What you should do:
Transcribe the listing in full, excluding any pictures.

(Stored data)
==================================================
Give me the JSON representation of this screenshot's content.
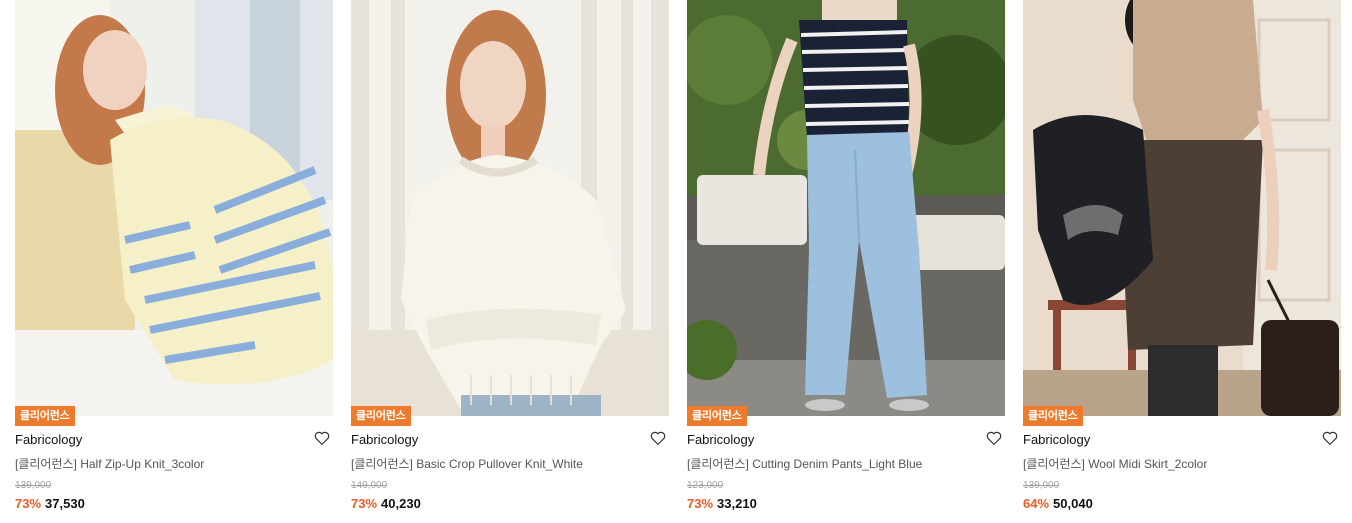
{
  "products": [
    {
      "badge": "클리어런스",
      "brand": "Fabricology",
      "name": "[클리어런스] Half Zip-Up Knit_3color",
      "original_price": "139,000",
      "discount": "73%",
      "price": "37,530",
      "image": "woman-in-cream-blue-striped-half-zip-knit"
    },
    {
      "badge": "클리어런스",
      "brand": "Fabricology",
      "name": "[클리어런스] Basic Crop Pullover Knit_White",
      "original_price": "149,000",
      "discount": "73%",
      "price": "40,230",
      "image": "woman-in-white-crop-pullover-knit"
    },
    {
      "badge": "클리어런스",
      "brand": "Fabricology",
      "name": "[클리어런스] Cutting Denim Pants_Light Blue",
      "original_price": "123,000",
      "discount": "73%",
      "price": "33,210",
      "image": "woman-in-striped-top-and-light-blue-denim"
    },
    {
      "badge": "클리어런스",
      "brand": "Fabricology",
      "name": "[클리어런스] Wool Midi Skirt_2color",
      "original_price": "139,000",
      "discount": "64%",
      "price": "50,040",
      "image": "woman-in-beige-top-and-brown-wool-skirt"
    }
  ],
  "colors": {
    "badge_bg": "#f07a2c",
    "discount": "#ee5a24",
    "strike_price": "#a0a0a0"
  },
  "icons": {
    "wishlist": "heart-outline-icon"
  }
}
==================================================
Complete response:
Give me the JSON representation of this screenshot's content.
{
  "products": [
    {
      "badge": "클리어런스",
      "brand": "Fabricology",
      "name": "[클리어런스] Half Zip-Up Knit_3color",
      "original_price": "139,000",
      "discount": "73%",
      "price": "37,530",
      "image": "woman-in-cream-blue-striped-half-zip-knit"
    },
    {
      "badge": "클리어런스",
      "brand": "Fabricology",
      "name": "[클리어런스] Basic Crop Pullover Knit_White",
      "original_price": "149,000",
      "discount": "73%",
      "price": "40,230",
      "image": "woman-in-white-crop-pullover-knit"
    },
    {
      "badge": "클리어런스",
      "brand": "Fabricology",
      "name": "[클리어런스] Cutting Denim Pants_Light Blue",
      "original_price": "123,000",
      "discount": "73%",
      "price": "33,210",
      "image": "woman-in-striped-top-and-light-blue-denim"
    },
    {
      "badge": "클리어런스",
      "brand": "Fabricology",
      "name": "[클리어런스] Wool Midi Skirt_2color",
      "original_price": "139,000",
      "discount": "64%",
      "price": "50,040",
      "image": "woman-in-beige-top-and-brown-wool-skirt"
    }
  ],
  "colors": {
    "badge_bg": "#f07a2c",
    "discount": "#ee5a24",
    "strike_price": "#a0a0a0"
  },
  "icons": {
    "wishlist": "heart-outline-icon"
  }
}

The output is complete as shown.